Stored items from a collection
☆ ☆ ☆ ☆ ☆ ☆ ☆
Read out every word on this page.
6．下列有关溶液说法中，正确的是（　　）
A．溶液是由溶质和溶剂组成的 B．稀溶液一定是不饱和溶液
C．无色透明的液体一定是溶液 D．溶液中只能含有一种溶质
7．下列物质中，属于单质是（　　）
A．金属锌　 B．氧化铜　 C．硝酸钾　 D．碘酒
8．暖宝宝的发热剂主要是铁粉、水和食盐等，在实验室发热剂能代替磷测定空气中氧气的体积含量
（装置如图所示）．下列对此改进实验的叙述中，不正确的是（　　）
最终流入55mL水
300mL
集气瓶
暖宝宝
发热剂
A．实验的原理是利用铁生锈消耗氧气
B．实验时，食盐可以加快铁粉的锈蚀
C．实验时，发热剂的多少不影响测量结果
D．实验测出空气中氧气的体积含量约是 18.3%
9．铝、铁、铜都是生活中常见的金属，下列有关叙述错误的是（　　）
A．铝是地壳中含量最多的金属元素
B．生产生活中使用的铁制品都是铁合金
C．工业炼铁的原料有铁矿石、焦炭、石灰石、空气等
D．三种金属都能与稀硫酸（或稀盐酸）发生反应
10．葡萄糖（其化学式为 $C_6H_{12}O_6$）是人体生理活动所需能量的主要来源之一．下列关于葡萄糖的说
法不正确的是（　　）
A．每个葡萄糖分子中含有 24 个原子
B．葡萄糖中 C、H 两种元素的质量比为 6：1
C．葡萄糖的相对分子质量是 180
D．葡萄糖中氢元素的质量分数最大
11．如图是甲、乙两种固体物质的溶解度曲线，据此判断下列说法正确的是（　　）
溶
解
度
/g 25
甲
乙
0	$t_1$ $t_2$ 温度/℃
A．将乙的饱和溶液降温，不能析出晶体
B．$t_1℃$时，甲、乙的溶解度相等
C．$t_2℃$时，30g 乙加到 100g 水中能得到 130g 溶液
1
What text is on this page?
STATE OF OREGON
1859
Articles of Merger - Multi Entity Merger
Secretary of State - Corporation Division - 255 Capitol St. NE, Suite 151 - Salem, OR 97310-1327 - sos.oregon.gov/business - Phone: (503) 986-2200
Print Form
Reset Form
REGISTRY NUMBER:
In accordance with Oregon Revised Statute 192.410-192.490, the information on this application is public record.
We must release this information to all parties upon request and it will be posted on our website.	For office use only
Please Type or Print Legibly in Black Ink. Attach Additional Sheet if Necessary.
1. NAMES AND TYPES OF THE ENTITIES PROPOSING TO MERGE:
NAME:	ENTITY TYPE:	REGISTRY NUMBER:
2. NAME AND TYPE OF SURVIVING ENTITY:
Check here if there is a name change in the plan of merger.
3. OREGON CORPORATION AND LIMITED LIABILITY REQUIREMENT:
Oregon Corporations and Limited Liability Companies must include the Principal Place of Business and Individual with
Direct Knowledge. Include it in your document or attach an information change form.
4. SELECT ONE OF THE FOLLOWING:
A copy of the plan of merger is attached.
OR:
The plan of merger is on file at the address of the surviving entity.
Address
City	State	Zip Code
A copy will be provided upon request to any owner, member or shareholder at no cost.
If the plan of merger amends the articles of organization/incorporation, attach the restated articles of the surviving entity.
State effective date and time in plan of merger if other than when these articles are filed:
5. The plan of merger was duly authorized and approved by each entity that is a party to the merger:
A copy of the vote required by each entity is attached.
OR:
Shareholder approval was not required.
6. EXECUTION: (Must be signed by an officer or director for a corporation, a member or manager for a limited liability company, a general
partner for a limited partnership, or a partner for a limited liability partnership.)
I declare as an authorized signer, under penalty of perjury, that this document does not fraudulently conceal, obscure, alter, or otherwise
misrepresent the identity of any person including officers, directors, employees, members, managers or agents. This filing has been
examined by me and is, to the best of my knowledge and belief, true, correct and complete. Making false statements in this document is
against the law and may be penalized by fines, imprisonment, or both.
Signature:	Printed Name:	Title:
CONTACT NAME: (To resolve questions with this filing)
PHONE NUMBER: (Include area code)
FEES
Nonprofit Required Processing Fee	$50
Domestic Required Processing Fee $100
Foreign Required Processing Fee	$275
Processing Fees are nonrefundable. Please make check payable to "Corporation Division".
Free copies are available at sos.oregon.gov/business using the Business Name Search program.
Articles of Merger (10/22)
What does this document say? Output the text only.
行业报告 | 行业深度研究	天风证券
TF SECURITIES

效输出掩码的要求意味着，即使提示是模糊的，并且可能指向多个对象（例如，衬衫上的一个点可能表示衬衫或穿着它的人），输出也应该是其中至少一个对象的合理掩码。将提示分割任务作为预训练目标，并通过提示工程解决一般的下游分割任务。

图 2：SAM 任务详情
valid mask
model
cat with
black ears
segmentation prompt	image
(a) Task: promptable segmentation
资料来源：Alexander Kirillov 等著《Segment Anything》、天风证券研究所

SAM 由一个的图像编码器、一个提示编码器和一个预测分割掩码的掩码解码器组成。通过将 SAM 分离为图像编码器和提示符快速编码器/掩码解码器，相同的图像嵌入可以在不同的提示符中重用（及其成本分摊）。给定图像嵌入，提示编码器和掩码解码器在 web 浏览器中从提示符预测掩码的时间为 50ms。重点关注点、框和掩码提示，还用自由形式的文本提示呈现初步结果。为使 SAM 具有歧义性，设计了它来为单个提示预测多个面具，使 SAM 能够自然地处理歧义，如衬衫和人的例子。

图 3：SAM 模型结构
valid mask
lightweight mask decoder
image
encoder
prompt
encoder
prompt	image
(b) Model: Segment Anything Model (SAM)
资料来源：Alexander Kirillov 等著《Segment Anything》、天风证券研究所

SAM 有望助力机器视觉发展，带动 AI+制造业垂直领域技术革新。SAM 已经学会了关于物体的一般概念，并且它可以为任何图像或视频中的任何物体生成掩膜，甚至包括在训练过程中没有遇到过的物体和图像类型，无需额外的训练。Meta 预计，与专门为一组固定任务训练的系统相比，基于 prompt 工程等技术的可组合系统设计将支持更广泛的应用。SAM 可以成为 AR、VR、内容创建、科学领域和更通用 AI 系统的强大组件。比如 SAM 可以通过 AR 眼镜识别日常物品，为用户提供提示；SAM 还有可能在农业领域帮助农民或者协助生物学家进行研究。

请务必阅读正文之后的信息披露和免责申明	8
☆ ☆ ☆ ☆ ☆ ☆ ☆
Go through the material above and count the lines that include "information". Give the number alone.

§ **Solution below**
3